Direction 1 —
In the rows below, turn everything from the line with "Localize all elements." to the line with "164, 946, 257]" into a Markdown table with the columns Row and Text. Skip blank lines and leave out the pictures.

### Reading text

Speed up backfilling in Airflow (MWAA)

116 views Asked by At

We have an Airflow instance running on AWS MWAA with only one DAG file. The DAG file contains ~20 tasks which have some cross-dependencies, but most importantly have depends_on_past=True set. The DAG works just fine and gets executed in 1-2s, it has a schedule of 5 minutes.

However, we now need to run a backfill for the past 3 years (~300k DAG runs). This is extremely slow, after more than 24h hours there are only 800 runs completed so far. The reason can't be our DAG file or the tasks contained, as they get executed in <1s usually. It must be related to some internal overhead of Airflow. Apparently, Airflow is just very slow in picking up new tasks and scheduling them for execution?

How can we speed up this process?

We're using the following environment class:

Class: mw1.medium
Scheduler count: 5
Maximum worker count: 25
Minimum worker count: 1

With these custom configuration option applied:

core.dag_file_processor_timeout 180
core.dagbag_import_timeout 120
core.max_active_runs_per_dag 1000
core.max_active_tasks_per_dag 1000
scheduler.max_dagruns_to_create_per_loop 100
scheduler.max_threads 7
scheduler.scheduler_heartbeat_sec 1

Please note that MWAA applies diverging default config values: https://docs.aws.amazon.com/mwaa/latest/userguide/best-practices-tuning.html

0

There are 0 answers

######
### Working data

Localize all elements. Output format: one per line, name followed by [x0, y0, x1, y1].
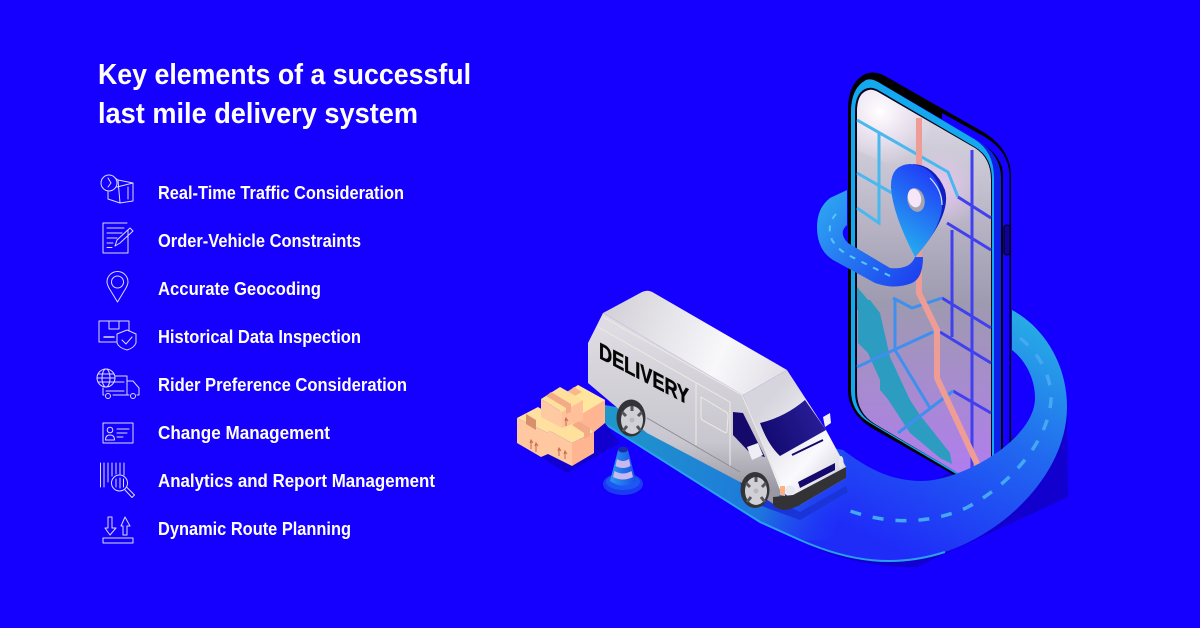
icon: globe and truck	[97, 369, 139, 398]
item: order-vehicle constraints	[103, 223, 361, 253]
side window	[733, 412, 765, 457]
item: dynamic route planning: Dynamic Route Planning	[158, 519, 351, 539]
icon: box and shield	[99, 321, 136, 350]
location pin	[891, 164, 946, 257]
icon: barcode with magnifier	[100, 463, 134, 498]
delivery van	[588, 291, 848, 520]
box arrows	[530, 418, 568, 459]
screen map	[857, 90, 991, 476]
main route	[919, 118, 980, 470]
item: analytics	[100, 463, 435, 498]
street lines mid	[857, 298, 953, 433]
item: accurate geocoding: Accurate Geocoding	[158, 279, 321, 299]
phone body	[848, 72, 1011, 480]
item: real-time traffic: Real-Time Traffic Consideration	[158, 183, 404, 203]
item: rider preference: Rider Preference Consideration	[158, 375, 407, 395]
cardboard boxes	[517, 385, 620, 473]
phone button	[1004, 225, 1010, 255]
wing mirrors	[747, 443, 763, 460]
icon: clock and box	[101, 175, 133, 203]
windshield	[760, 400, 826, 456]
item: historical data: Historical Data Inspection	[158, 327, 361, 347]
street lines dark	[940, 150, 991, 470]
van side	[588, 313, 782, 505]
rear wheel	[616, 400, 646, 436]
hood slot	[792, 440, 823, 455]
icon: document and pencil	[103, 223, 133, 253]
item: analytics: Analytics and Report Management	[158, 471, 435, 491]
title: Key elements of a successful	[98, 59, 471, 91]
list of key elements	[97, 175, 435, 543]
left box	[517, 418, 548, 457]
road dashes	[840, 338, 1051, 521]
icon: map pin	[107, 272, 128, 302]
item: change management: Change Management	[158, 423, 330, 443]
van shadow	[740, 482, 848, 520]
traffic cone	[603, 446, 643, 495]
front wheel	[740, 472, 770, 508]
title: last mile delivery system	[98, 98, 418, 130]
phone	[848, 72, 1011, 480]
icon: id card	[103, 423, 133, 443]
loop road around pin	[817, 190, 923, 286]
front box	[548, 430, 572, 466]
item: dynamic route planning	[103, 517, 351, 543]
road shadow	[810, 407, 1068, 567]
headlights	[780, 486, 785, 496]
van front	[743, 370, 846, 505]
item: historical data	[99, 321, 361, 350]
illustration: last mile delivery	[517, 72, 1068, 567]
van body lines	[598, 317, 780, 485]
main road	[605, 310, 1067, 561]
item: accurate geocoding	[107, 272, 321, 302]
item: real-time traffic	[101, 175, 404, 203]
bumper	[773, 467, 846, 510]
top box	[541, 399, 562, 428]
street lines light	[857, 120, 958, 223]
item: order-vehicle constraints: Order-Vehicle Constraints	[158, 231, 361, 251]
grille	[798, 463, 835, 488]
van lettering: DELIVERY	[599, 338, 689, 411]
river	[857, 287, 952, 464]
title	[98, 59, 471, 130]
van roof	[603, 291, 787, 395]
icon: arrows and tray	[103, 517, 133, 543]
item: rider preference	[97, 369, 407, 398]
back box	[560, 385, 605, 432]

######
### Working data

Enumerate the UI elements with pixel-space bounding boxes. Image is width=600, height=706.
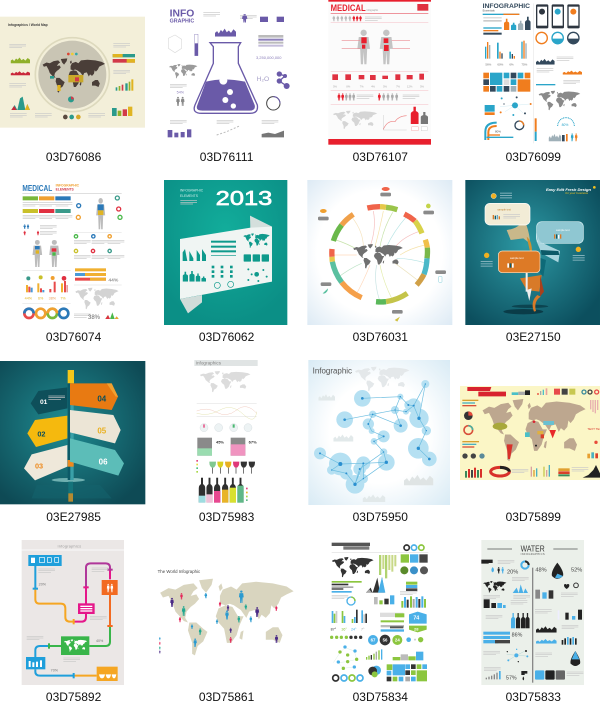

######

Direction 2 —
Repeat word for word the part of the Airflow backfilling question from "However, we now" to "up this process?".

Task solution 1 —
| Row | Text |
|---|---|
| 1 | Localize all elements. Output format: one per line, name followed by [x0, y0, x1, y1]. |
| 2 | icon: globe and truck	[97, 369, 139, 398] |
| 3 | item: order-vehicle constraints	[103, 223, 361, 253] |
| 4 | side window	[733, 412, 765, 457] |
| 5 | item: dynamic route planning: Dynamic Route Planning	[158, 519, 351, 539] |
| 6 | icon: box and shield	[99, 321, 136, 350] |
| 7 | location pin	[891, 164, 946, 257] |

Task solution 2 —
However, we now need to run a backfill for the past 3 years (~300k DAG runs). This is extremely slow, after more than 24h hours there are only 800 runs completed so far. The reason can't be our DAG file or the tasks contained, as they get executed in <1s usually. It must be related to some internal overhead of Airflow. Apparently, Airflow is just very slow in picking up new tasks and scheduling them for execution?

How can we speed up this process?